§ **To do**
Copy out the data exactly, leaving the pictures behind.

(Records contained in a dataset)

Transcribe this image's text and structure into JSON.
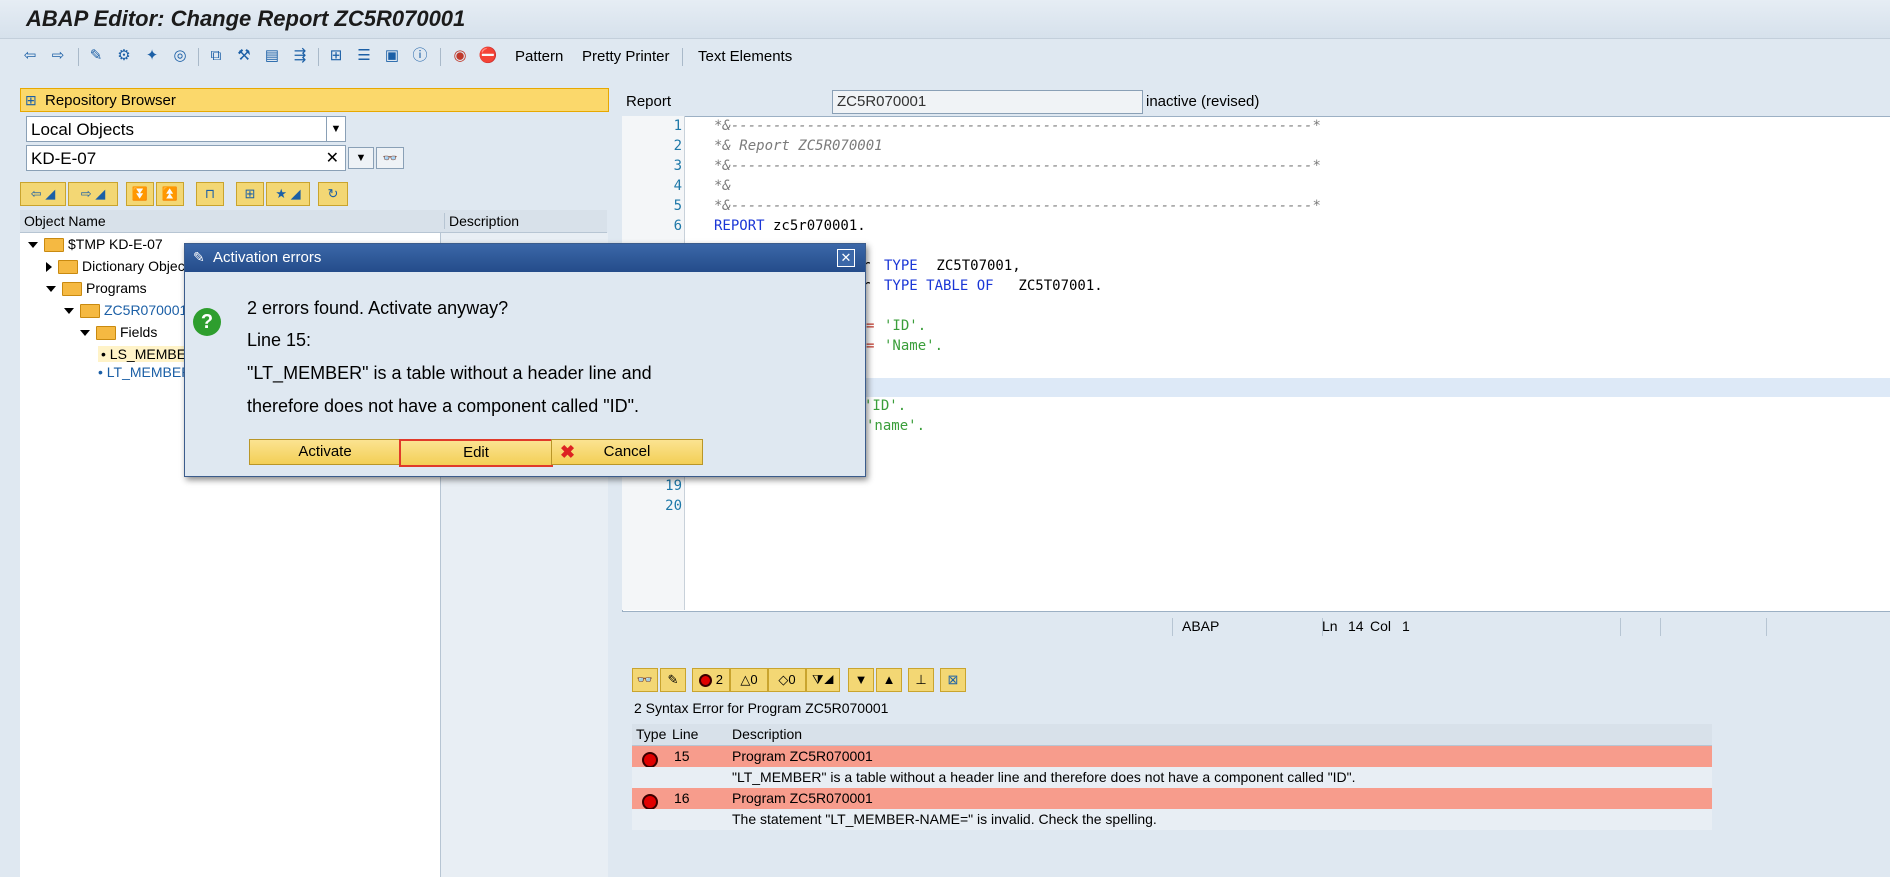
{
  "window": {
    "title": "ABAP Editor: Change Report ZC5R070001"
  },
  "toolbar": {
    "pattern": "Pattern",
    "pretty_printer": "Pretty Printer",
    "text_elements": "Text Elements"
  },
  "repository": {
    "header": "Repository Browser",
    "object_type": "Local Objects",
    "package": "KD-E-07",
    "clear_symbol": "✕",
    "col_object_name": "Object Name",
    "col_description": "Description",
    "tree": [
      "$TMP KD-E-07",
      "Dictionary Objects",
      "Programs",
      "ZC5R070001",
      "Fields",
      "LS_MEMBER",
      "LT_MEMBER"
    ]
  },
  "editor": {
    "report_label": "Report",
    "report_name": "ZC5R070001",
    "status": "inactive (revised)",
    "lines": [
      {
        "n": "1",
        "t": "*&---------------------------------------------------------------------*"
      },
      {
        "n": "2",
        "t": "*& Report ZC5R070001"
      },
      {
        "n": "3",
        "t": "*&---------------------------------------------------------------------*"
      },
      {
        "n": "4",
        "t": "*&"
      },
      {
        "n": "5",
        "t": "*&---------------------------------------------------------------------*"
      },
      {
        "n": "6",
        "t": "REPORT zc5r070001."
      }
    ],
    "frag_type": "TYPE",
    "frag_struct": " ZC5T07001,",
    "frag_type_table_of": "TYPE TABLE OF",
    "frag_table": " ZC5T07001.",
    "frag_r": "r",
    "frag_eq": "=",
    "frag_id": "'ID'.",
    "frag_name": "'Name'.",
    "frag_id2": "'ID'.",
    "frag_name2": "'name'.",
    "line19": "19",
    "line20": "20",
    "status_lang": "ABAP",
    "status_pos_ln": "Ln",
    "status_ln": "14",
    "status_col_lbl": "Col",
    "status_col": "1"
  },
  "errors": {
    "count_errors": "2",
    "count_warnings": "0",
    "count_info": "0",
    "title": "2 Syntax Error for Program ZC5R070001",
    "col_type": "Type",
    "col_line": "Line",
    "col_description": "Description",
    "rows": [
      {
        "line": "15",
        "program": "Program ZC5R070001",
        "message": "\"LT_MEMBER\" is a table without a header line and therefore does not have a component called \"ID\"."
      },
      {
        "line": "16",
        "program": "Program ZC5R070001",
        "message": "The statement \"LT_MEMBER-NAME=\" is invalid. Check the spelling."
      }
    ]
  },
  "dialog": {
    "title": "Activation errors",
    "question": "2 errors found. Activate anyway?",
    "line_info": "Line 15:",
    "message_1": "\"LT_MEMBER\" is a table without a header line and",
    "message_2": "therefore does not have a component called \"ID\".",
    "btn_activate": "Activate",
    "btn_edit": "Edit",
    "btn_cancel": "Cancel"
  }
}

§ **Right answer**
Transcribe this image's text and structure into JSON.
{
  "window": {
    "title": "ABAP Editor: Change Report ZC5R070001"
  },
  "toolbar": {
    "pattern": "Pattern",
    "pretty_printer": "Pretty Printer",
    "text_elements": "Text Elements"
  },
  "repository": {
    "header": "Repository Browser",
    "object_type": "Local Objects",
    "package": "KD-E-07",
    "clear_symbol": "✕",
    "col_object_name": "Object Name",
    "col_description": "Description",
    "tree": [
      "$TMP KD-E-07",
      "Dictionary Objects",
      "Programs",
      "ZC5R070001",
      "Fields",
      "LS_MEMBER",
      "LT_MEMBER"
    ]
  },
  "editor": {
    "report_label": "Report",
    "report_name": "ZC5R070001",
    "status": "inactive (revised)",
    "lines": [
      {
        "n": "1",
        "t": "*&---------------------------------------------------------------------*"
      },
      {
        "n": "2",
        "t": "*& Report ZC5R070001"
      },
      {
        "n": "3",
        "t": "*&---------------------------------------------------------------------*"
      },
      {
        "n": "4",
        "t": "*&"
      },
      {
        "n": "5",
        "t": "*&---------------------------------------------------------------------*"
      },
      {
        "n": "6",
        "t": "REPORT zc5r070001."
      }
    ],
    "frag_type": "TYPE",
    "frag_struct": " ZC5T07001,",
    "frag_type_table_of": "TYPE TABLE OF",
    "frag_table": " ZC5T07001.",
    "frag_r": "r",
    "frag_eq": "=",
    "frag_id": "'ID'.",
    "frag_name": "'Name'.",
    "frag_id2": "'ID'.",
    "frag_name2": "'name'.",
    "line19": "19",
    "line20": "20",
    "status_lang": "ABAP",
    "status_pos_ln": "Ln",
    "status_ln": "14",
    "status_col_lbl": "Col",
    "status_col": "1"
  },
  "errors": {
    "count_errors": "2",
    "count_warnings": "0",
    "count_info": "0",
    "title": "2 Syntax Error for Program ZC5R070001",
    "col_type": "Type",
    "col_line": "Line",
    "col_description": "Description",
    "rows": [
      {
        "line": "15",
        "program": "Program ZC5R070001",
        "message": "\"LT_MEMBER\" is a table without a header line and therefore does not have a component called \"ID\"."
      },
      {
        "line": "16",
        "program": "Program ZC5R070001",
        "message": "The statement \"LT_MEMBER-NAME=\" is invalid. Check the spelling."
      }
    ]
  },
  "dialog": {
    "title": "Activation errors",
    "question": "2 errors found. Activate anyway?",
    "line_info": "Line 15:",
    "message_1": "\"LT_MEMBER\" is a table without a header line and",
    "message_2": "therefore does not have a component called \"ID\".",
    "btn_activate": "Activate",
    "btn_edit": "Edit",
    "btn_cancel": "Cancel"
  }
}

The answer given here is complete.